"""
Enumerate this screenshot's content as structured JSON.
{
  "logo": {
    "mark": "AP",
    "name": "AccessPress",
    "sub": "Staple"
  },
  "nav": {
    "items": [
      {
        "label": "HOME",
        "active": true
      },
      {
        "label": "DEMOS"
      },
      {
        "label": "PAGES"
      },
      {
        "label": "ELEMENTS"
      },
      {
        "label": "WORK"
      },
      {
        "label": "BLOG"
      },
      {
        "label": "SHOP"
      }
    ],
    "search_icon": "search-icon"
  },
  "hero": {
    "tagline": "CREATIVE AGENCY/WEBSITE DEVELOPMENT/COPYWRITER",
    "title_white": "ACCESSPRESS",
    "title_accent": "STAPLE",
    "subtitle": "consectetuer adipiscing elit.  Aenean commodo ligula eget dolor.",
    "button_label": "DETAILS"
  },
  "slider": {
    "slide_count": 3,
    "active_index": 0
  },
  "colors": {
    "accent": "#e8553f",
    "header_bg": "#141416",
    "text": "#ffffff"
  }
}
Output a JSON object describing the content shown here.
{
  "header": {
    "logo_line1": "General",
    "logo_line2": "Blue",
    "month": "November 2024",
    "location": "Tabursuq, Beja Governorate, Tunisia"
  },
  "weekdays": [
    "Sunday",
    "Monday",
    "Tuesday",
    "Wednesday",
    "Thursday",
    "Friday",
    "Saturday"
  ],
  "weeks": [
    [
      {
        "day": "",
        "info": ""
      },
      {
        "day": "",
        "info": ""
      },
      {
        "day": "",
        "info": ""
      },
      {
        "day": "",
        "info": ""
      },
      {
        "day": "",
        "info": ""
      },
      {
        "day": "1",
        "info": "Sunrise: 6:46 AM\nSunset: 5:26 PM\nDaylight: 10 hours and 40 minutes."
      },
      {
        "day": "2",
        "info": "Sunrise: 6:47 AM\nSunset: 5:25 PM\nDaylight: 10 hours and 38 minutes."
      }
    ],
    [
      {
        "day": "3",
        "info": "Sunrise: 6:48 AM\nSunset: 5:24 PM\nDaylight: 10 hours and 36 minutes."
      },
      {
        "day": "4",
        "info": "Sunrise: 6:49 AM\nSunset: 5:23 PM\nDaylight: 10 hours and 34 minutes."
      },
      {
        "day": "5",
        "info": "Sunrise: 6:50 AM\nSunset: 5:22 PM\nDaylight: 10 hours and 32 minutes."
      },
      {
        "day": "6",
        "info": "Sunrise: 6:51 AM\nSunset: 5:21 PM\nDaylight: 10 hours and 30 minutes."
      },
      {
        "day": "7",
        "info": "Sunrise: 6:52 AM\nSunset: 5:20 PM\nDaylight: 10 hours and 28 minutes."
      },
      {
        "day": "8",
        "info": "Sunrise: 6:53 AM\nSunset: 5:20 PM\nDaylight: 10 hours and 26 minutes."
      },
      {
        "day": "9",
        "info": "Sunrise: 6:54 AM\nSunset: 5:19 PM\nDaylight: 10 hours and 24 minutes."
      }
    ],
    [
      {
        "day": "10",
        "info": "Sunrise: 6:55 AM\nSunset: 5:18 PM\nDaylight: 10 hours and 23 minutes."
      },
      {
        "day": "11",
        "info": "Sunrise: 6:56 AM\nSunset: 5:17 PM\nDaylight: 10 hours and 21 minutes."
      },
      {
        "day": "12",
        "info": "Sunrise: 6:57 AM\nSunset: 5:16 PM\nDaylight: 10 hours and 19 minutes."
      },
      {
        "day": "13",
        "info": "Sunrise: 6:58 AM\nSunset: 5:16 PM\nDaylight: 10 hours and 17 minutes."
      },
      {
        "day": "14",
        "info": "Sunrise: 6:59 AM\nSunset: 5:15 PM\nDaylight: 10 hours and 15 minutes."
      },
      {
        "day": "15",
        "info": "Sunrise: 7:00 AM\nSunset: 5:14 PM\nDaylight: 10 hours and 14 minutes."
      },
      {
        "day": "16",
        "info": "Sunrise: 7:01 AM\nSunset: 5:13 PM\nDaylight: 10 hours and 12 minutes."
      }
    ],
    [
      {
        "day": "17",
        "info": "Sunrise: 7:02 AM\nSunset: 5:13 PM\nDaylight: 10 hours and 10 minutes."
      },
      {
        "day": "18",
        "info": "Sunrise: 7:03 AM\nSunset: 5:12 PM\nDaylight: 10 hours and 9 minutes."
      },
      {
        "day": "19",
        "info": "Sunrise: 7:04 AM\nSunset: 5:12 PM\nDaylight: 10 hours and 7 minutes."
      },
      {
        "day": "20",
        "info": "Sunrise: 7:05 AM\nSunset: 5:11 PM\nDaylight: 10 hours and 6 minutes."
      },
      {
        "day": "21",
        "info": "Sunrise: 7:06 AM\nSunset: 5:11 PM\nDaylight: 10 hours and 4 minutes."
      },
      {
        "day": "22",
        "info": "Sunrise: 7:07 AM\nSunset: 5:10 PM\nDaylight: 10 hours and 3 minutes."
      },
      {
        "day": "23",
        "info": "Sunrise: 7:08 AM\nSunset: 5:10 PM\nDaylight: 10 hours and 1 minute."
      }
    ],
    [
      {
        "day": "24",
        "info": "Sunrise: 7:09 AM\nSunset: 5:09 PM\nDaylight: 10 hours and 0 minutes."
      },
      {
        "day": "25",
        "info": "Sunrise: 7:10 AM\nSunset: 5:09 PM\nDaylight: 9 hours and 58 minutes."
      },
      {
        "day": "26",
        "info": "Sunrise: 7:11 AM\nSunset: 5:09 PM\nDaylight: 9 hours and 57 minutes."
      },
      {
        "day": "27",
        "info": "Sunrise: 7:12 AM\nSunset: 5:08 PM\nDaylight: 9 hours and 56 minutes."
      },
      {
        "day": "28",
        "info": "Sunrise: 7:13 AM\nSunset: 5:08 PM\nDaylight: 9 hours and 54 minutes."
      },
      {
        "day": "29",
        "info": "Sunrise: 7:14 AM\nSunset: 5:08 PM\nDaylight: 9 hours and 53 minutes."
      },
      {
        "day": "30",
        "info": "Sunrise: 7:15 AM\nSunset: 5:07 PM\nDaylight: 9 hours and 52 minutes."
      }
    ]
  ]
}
"""
■ **Your instructions**
Show the lines of the material that contain the word "JSON".

■ **Solution below**
Enumerate this screenshot's content as structured JSON.
Output a JSON object describing the content shown here.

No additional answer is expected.